*Given problem*
Your job is to restate each entry word for word.

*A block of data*
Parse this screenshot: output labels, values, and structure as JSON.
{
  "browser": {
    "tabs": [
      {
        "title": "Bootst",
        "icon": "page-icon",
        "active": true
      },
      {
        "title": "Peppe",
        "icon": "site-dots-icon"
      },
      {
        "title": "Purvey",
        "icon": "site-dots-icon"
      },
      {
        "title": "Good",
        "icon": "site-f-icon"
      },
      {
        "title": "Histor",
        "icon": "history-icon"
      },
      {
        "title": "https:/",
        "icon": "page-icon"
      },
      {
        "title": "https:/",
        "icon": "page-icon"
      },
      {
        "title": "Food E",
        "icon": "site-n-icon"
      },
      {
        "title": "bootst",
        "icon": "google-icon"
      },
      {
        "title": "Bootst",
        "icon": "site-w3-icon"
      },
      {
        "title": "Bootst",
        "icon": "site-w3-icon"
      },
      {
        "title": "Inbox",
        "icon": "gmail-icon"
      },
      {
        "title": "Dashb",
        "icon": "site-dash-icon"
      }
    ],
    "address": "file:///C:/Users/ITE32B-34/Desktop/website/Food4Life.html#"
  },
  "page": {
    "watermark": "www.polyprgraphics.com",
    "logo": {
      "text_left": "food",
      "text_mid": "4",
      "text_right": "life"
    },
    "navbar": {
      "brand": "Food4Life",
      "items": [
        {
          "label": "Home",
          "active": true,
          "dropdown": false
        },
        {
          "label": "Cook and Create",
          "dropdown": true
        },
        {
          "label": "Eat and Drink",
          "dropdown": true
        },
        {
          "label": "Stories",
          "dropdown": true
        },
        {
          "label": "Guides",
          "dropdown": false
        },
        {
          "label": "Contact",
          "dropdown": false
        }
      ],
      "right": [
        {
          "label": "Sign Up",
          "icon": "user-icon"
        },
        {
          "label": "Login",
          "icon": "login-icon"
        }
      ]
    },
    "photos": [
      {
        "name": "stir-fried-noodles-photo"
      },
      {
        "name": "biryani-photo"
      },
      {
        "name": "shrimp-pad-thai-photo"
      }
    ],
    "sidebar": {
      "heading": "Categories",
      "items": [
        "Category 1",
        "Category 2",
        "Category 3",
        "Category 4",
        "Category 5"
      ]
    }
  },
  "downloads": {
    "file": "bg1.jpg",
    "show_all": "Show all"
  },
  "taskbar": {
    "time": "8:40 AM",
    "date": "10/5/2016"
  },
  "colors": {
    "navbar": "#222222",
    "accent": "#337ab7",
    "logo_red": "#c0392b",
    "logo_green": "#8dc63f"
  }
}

*Answer to the problem*
Parse this screenshot: output labels, values, and structure as JSON.
{
  "browser": {
    "tabs": [
      {
        "title": "Bootst",
        "icon": "page-icon",
        "active": true
      },
      {
        "title": "Peppe",
        "icon": "site-dots-icon"
      },
      {
        "title": "Purvey",
        "icon": "site-dots-icon"
      },
      {
        "title": "Good",
        "icon": "site-f-icon"
      },
      {
        "title": "Histor",
        "icon": "history-icon"
      },
      {
        "title": "https:/",
        "icon": "page-icon"
      },
      {
        "title": "https:/",
        "icon": "page-icon"
      },
      {
        "title": "Food E",
        "icon": "site-n-icon"
      },
      {
        "title": "bootst",
        "icon": "google-icon"
      },
      {
        "title": "Bootst",
        "icon": "site-w3-icon"
      },
      {
        "title": "Bootst",
        "icon": "site-w3-icon"
      },
      {
        "title": "Inbox",
        "icon": "gmail-icon"
      },
      {
        "title": "Dashb",
        "icon": "site-dash-icon"
      }
    ],
    "address": "file:///C:/Users/ITE32B-34/Desktop/website/Food4Life.html#"
  },
  "page": {
    "watermark": "www.polyprgraphics.com",
    "logo": {
      "text_left": "food",
      "text_mid": "4",
      "text_right": "life"
    },
    "navbar": {
      "brand": "Food4Life",
      "items": [
        {
          "label": "Home",
          "active": true,
          "dropdown": false
        },
        {
          "label": "Cook and Create",
          "dropdown": true
        },
        {
          "label": "Eat and Drink",
          "dropdown": true
        },
        {
          "label": "Stories",
          "dropdown": true
        },
        {
          "label": "Guides",
          "dropdown": false
        },
        {
          "label": "Contact",
          "dropdown": false
        }
      ],
      "right": [
        {
          "label": "Sign Up",
          "icon": "user-icon"
        },
        {
          "label": "Login",
          "icon": "login-icon"
        }
      ]
    },
    "photos": [
      {
        "name": "stir-fried-noodles-photo"
      },
      {
        "name": "biryani-photo"
      },
      {
        "name": "shrimp-pad-thai-photo"
      }
    ],
    "sidebar": {
      "heading": "Categories",
      "items": [
        "Category 1",
        "Category 2",
        "Category 3",
        "Category 4",
        "Category 5"
      ]
    }
  },
  "downloads": {
    "file": "bg1.jpg",
    "show_all": "Show all"
  },
  "taskbar": {
    "time": "8:40 AM",
    "date": "10/5/2016"
  },
  "colors": {
    "navbar": "#222222",
    "accent": "#337ab7",
    "logo_red": "#c0392b",
    "logo_green": "#8dc63f"
  }
}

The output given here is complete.